Short exercise: Take every line from the listing below that includes "Size" and copy it.

Items:
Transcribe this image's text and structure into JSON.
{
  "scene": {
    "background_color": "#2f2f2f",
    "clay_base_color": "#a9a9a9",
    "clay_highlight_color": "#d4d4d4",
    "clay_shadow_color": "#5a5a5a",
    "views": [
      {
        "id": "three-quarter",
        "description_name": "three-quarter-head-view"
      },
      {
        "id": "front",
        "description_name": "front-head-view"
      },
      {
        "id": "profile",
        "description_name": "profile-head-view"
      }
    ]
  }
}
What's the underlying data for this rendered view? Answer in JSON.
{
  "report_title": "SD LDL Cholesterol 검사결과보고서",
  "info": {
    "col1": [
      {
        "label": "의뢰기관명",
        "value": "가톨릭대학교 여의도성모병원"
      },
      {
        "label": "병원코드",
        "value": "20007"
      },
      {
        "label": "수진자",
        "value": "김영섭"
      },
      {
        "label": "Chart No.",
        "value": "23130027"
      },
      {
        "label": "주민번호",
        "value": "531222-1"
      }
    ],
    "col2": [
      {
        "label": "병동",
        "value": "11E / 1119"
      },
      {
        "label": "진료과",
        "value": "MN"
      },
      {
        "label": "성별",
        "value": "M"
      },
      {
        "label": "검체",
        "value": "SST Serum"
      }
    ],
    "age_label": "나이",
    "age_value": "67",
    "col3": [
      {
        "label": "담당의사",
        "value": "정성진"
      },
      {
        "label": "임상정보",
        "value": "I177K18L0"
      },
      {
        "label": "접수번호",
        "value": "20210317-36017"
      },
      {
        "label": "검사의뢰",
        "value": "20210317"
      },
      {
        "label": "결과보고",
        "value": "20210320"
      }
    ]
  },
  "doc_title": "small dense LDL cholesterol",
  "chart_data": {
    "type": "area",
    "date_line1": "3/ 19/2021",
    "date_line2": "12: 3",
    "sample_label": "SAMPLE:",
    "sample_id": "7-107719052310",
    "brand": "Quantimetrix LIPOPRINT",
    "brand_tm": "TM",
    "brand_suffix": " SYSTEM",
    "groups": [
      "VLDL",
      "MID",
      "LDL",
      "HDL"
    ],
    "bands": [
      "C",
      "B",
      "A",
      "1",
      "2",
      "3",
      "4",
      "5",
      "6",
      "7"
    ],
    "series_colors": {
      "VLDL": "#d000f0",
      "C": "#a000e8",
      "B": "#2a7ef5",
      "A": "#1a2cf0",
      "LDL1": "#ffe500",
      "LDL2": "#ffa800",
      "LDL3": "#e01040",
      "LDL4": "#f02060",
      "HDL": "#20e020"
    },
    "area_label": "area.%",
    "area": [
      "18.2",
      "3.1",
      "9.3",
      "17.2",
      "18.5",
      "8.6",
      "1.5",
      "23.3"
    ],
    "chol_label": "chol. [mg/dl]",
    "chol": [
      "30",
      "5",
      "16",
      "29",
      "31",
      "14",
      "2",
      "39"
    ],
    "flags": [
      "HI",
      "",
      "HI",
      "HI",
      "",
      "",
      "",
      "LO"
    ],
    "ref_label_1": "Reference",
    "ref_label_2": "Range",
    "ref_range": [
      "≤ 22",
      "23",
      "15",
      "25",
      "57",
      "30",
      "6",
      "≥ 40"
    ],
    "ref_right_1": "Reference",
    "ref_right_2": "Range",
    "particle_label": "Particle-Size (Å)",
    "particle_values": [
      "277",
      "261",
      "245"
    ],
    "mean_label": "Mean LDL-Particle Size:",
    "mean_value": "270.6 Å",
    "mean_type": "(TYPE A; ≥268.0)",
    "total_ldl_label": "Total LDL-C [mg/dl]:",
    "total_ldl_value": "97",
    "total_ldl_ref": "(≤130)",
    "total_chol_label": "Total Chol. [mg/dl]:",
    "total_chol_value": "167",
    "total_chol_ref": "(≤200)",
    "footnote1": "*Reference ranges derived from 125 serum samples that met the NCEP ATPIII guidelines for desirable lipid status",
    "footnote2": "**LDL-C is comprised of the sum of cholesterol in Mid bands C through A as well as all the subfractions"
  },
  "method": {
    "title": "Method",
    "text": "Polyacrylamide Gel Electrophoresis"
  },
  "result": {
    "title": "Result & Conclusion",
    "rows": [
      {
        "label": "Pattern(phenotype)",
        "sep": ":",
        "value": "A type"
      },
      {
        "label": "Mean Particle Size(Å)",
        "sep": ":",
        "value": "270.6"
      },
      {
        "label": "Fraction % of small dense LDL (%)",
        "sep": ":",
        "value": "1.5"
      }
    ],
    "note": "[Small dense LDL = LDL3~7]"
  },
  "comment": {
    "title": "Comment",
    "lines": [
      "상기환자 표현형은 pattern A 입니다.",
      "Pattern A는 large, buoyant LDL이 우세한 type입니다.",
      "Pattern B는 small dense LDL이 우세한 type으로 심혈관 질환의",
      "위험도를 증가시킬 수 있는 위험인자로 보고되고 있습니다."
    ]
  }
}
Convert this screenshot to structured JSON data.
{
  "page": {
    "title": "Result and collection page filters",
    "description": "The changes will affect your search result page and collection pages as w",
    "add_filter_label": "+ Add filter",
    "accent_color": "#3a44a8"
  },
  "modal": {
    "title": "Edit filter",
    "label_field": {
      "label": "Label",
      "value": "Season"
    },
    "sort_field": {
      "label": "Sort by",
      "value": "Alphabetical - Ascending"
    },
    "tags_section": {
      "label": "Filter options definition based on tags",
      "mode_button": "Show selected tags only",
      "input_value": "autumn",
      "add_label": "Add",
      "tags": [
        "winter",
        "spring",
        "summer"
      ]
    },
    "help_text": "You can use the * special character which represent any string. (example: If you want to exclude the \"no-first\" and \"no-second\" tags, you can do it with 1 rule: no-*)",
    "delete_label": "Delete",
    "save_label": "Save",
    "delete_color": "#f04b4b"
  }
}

Answer to the problem:
    "particle_label": "Particle-Size (Å)",
    "mean_label": "Mean LDL-Particle Size:",
        "label": "Mean Particle Size(Å)",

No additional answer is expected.